[BEGIN STORED ROWS]

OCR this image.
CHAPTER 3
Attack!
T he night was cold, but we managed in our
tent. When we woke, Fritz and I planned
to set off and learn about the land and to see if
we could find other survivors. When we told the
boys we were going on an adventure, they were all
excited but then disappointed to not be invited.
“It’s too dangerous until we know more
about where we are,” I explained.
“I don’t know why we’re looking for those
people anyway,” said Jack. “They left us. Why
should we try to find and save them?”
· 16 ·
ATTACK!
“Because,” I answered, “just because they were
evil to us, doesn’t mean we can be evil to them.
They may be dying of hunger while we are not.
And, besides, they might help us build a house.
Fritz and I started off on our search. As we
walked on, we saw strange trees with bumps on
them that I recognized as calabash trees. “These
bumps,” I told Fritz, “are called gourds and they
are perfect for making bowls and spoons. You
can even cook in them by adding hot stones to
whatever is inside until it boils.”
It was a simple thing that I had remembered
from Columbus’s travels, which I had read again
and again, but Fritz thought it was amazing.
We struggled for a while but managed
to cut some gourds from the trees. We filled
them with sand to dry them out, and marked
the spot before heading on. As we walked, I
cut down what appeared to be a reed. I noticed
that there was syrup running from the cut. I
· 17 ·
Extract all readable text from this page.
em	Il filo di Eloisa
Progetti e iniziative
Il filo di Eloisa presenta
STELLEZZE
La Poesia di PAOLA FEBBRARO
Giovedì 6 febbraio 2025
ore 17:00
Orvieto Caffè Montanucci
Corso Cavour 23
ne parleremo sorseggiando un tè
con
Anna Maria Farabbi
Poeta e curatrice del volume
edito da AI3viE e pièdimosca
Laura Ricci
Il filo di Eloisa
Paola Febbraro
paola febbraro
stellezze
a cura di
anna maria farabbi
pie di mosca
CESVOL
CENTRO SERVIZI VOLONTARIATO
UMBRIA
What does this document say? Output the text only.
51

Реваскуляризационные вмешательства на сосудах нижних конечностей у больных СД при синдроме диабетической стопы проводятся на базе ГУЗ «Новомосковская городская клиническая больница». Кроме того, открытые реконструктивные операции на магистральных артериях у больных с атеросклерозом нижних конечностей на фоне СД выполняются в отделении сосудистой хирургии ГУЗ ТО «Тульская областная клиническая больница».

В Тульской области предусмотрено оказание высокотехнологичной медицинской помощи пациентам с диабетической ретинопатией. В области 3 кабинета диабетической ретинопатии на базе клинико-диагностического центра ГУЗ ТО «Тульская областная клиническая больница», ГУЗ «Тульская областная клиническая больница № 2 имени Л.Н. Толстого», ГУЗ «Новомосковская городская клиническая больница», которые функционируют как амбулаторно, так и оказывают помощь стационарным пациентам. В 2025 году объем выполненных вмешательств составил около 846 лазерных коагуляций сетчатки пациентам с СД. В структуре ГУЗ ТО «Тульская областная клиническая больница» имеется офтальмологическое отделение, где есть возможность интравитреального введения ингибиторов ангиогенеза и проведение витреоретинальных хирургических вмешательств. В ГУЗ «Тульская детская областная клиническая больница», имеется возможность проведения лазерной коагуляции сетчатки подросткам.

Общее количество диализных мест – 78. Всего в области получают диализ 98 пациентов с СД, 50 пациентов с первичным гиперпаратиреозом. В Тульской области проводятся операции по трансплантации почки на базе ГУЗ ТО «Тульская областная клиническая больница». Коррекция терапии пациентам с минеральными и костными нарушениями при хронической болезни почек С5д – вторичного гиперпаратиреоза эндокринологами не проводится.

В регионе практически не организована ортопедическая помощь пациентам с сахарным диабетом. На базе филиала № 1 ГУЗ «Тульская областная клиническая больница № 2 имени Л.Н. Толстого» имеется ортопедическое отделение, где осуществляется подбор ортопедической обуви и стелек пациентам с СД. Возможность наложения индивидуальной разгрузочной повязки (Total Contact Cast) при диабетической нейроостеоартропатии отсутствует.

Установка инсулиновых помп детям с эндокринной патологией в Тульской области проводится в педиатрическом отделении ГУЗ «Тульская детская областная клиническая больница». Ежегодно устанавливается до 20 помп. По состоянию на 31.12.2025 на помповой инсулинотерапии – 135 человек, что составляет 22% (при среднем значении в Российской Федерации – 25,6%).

[END STORED ROWS]

◆ DIRECTIONS FOR THIS TASK: Each line above is to be repeated exactly.

◆ SOLUTION TO THE PROBLEM:
OCR this image.
CHAPTER 3
Attack!
T he night was cold, but we managed in our
tent. When we woke, Fritz and I planned
to set off and learn about the land and to see if
we could find other survivors. When we told the
boys we were going on an adventure, they were all
excited but then disappointed to not be invited.
“It’s too dangerous until we know more
about where we are,” I explained.
“I don’t know why we’re looking for those
people anyway,” said Jack. “They left us. Why
should we try to find and save them?”
· 16 ·
ATTACK!
“Because,” I answered, “just because they were
evil to us, doesn’t mean we can be evil to them.
They may be dying of hunger while we are not.
And, besides, they might help us build a house.
Fritz and I started off on our search. As we
walked on, we saw strange trees with bumps on
them that I recognized as calabash trees. “These
bumps,” I told Fritz, “are called gourds and they
are perfect for making bowls and spoons. You
can even cook in them by adding hot stones to
whatever is inside until it boils.”
It was a simple thing that I had remembered
from Columbus’s travels, which I had read again
and again, but Fritz thought it was amazing.
We struggled for a while but managed
to cut some gourds from the trees. We filled
them with sand to dry them out, and marked
the spot before heading on. As we walked, I
cut down what appeared to be a reed. I noticed
that there was syrup running from the cut. I
· 17 ·
Extract all readable text from this page.
em	Il filo di Eloisa
Progetti e iniziative
Il filo di Eloisa presenta
STELLEZZE
La Poesia di PAOLA FEBBRARO
Giovedì 6 febbraio 2025
ore 17:00
Orvieto Caffè Montanucci
Corso Cavour 23
ne parleremo sorseggiando un tè
con
Anna Maria Farabbi
Poeta e curatrice del volume
edito da AI3viE e pièdimosca
Laura Ricci
Il filo di Eloisa
Paola Febbraro
paola febbraro
stellezze
a cura di
anna maria farabbi
pie di mosca
CESVOL
CENTRO SERVIZI VOLONTARIATO
UMBRIA
What does this document say? Output the text only.
51

Реваскуляризационные вмешательства на сосудах нижних конечностей у больных СД при синдроме диабетической стопы проводятся на базе ГУЗ «Новомосковская городская клиническая больница». Кроме того, открытые реконструктивные операции на магистральных артериях у больных с атеросклерозом нижних конечностей на фоне СД выполняются в отделении сосудистой хирургии ГУЗ ТО «Тульская областная клиническая больница».

В Тульской области предусмотрено оказание высокотехнологичной медицинской помощи пациентам с диабетической ретинопатией. В области 3 кабинета диабетической ретинопатии на базе клинико-диагностического центра ГУЗ ТО «Тульская областная клиническая больница», ГУЗ «Тульская областная клиническая больница № 2 имени Л.Н. Толстого», ГУЗ «Новомосковская городская клиническая больница», которые функционируют как амбулаторно, так и оказывают помощь стационарным пациентам. В 2025 году объем выполненных вмешательств составил около 846 лазерных коагуляций сетчатки пациентам с СД. В структуре ГУЗ ТО «Тульская областная клиническая больница» имеется офтальмологическое отделение, где есть возможность интравитреального введения ингибиторов ангиогенеза и проведение витреоретинальных хирургических вмешательств. В ГУЗ «Тульская детская областная клиническая больница», имеется возможность проведения лазерной коагуляции сетчатки подросткам.

Общее количество диализных мест – 78. Всего в области получают диализ 98 пациентов с СД, 50 пациентов с первичным гиперпаратиреозом. В Тульской области проводятся операции по трансплантации почки на базе ГУЗ ТО «Тульская областная клиническая больница». Коррекция терапии пациентам с минеральными и костными нарушениями при хронической болезни почек С5д – вторичного гиперпаратиреоза эндокринологами не проводится.

В регионе практически не организована ортопедическая помощь пациентам с сахарным диабетом. На базе филиала № 1 ГУЗ «Тульская областная клиническая больница № 2 имени Л.Н. Толстого» имеется ортопедическое отделение, где осуществляется подбор ортопедической обуви и стелек пациентам с СД. Возможность наложения индивидуальной разгрузочной повязки (Total Contact Cast) при диабетической нейроостеоартропатии отсутствует.

Установка инсулиновых помп детям с эндокринной патологией в Тульской области проводится в педиатрическом отделении ГУЗ «Тульская детская областная клиническая больница». Ежегодно устанавливается до 20 помп. По состоянию на 31.12.2025 на помповой инсулинотерапии – 135 человек, что составляет 22% (при среднем значении в Российской Федерации – 25,6%).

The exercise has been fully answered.